▶ [SOURCE DATA]:

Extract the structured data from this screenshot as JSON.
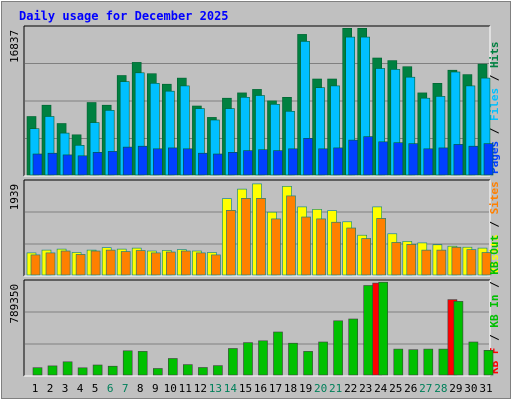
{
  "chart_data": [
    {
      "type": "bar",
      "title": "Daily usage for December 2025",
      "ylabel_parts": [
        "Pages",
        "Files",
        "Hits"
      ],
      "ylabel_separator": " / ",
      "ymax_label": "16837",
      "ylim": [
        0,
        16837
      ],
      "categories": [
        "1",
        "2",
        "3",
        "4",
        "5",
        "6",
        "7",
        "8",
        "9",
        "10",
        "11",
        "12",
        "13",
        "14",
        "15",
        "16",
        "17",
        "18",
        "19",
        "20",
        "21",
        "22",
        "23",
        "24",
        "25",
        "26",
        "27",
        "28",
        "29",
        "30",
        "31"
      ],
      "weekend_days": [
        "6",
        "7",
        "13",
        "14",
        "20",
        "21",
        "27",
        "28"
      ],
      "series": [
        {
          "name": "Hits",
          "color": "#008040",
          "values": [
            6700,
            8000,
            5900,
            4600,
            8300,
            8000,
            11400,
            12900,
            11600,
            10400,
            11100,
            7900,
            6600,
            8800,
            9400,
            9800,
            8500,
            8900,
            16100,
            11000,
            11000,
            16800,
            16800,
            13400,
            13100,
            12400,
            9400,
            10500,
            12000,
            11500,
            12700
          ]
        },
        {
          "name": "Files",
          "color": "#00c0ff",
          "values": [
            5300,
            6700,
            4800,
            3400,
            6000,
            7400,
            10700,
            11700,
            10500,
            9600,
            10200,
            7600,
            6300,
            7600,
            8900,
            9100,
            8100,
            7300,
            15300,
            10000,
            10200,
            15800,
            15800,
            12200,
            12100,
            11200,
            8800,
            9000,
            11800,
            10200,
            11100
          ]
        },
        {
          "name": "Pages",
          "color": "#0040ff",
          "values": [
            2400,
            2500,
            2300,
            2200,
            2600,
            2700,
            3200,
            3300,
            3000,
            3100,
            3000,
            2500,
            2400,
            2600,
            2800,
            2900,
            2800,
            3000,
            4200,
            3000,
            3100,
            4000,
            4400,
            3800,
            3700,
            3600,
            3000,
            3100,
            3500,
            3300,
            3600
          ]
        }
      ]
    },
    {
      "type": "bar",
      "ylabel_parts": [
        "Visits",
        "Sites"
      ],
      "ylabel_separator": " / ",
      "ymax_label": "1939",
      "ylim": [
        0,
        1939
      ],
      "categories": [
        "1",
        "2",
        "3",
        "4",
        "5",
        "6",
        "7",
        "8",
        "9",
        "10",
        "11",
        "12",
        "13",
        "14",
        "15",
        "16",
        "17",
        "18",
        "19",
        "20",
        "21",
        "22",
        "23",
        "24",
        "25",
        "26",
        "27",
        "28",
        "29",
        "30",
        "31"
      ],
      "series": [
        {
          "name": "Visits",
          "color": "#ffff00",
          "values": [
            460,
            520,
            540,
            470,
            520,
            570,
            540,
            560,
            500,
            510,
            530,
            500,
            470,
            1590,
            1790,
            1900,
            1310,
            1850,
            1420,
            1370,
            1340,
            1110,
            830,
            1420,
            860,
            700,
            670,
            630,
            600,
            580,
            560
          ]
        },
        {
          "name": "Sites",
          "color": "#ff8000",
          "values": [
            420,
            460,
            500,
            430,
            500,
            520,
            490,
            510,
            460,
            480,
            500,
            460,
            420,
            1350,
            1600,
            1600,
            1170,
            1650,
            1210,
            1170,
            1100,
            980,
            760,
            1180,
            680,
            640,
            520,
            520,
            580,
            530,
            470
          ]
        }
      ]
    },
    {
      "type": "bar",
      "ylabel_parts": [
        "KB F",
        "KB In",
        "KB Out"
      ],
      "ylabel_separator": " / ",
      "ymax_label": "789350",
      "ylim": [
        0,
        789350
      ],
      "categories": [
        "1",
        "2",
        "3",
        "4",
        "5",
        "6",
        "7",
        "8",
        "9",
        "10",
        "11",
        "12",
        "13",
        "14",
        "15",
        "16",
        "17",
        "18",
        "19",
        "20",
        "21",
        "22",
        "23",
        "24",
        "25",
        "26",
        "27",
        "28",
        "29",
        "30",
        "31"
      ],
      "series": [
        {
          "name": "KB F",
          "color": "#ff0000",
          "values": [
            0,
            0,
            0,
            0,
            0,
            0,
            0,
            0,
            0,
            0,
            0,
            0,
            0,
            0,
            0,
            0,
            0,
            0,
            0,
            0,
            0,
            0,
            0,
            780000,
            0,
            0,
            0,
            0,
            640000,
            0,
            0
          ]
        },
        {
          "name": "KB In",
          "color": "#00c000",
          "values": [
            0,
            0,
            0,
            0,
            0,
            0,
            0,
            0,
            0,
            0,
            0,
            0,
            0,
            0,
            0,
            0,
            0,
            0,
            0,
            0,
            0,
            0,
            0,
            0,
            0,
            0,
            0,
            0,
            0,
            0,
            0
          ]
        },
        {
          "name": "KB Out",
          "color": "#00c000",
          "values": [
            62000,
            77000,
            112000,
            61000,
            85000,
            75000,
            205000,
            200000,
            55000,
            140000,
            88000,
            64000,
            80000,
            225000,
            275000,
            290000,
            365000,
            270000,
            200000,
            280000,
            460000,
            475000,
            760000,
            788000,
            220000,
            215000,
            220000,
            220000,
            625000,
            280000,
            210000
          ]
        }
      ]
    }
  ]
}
--
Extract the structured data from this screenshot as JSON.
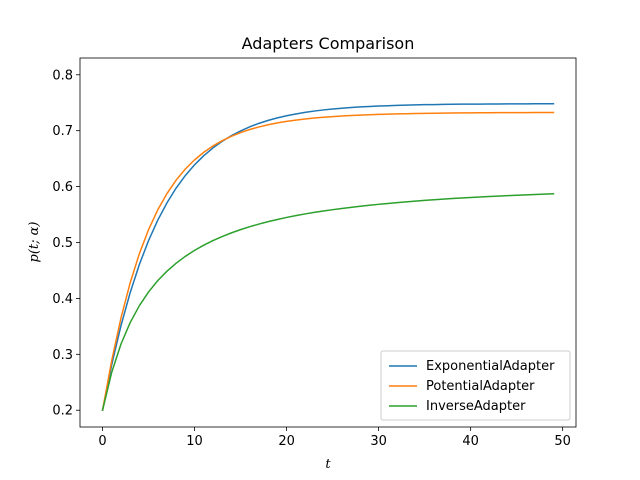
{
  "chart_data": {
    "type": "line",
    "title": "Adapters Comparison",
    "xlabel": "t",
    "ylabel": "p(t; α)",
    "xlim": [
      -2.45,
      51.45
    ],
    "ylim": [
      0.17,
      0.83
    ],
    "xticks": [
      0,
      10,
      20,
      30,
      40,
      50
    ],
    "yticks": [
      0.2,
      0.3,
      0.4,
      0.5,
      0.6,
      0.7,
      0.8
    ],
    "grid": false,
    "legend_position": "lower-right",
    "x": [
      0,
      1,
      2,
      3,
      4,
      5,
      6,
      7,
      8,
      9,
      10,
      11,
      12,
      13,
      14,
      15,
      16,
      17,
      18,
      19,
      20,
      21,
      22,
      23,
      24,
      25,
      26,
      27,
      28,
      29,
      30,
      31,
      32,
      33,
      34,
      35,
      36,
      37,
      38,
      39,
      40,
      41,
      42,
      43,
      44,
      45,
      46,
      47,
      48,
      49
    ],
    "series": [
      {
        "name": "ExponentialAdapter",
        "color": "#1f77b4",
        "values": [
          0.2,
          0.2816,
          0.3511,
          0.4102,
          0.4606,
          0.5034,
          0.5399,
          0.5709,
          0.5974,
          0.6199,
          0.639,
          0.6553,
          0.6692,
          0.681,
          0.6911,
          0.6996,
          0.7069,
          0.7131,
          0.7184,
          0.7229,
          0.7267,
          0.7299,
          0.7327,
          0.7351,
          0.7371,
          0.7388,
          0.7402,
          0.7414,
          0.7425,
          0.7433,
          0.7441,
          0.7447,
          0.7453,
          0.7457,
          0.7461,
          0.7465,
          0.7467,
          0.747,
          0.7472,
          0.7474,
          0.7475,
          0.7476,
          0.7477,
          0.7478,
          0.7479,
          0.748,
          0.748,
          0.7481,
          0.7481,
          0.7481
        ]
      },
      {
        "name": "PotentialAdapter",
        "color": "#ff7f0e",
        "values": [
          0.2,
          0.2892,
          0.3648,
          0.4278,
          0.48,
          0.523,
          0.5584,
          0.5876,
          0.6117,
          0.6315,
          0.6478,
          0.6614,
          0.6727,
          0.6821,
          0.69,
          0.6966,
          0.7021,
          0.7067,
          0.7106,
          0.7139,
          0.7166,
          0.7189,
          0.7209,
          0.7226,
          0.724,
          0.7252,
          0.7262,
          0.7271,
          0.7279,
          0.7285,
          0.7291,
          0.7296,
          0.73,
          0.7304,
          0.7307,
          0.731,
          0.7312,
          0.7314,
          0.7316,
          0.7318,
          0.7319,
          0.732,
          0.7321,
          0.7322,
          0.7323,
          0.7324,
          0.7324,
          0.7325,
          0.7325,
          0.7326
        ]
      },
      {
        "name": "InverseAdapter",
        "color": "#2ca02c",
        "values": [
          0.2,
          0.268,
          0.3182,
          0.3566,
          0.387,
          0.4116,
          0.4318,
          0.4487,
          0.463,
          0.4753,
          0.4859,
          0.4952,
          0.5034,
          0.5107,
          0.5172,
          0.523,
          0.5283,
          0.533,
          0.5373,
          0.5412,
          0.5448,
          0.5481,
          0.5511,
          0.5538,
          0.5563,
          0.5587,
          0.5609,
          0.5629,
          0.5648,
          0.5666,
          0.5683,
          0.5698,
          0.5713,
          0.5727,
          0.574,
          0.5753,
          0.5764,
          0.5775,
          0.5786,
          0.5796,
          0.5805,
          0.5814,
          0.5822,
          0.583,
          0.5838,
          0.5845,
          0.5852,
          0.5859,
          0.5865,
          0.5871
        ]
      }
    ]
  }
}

▶ [TASK TO COMPLETE]: Extract every line containing the string "name" from the material.

▶ [ANSWER FOR THIS EXERCISE]:
          "name": "Hits",
          "name": "Files",
          "name": "Pages",
          "name": "Visits",
          "name": "Sites",
          "name": "KB F",
          "name": "KB In",
          "name": "KB Out",
        "name": "ExponentialAdapter",
        "name": "PotentialAdapter",
        "name": "InverseAdapter",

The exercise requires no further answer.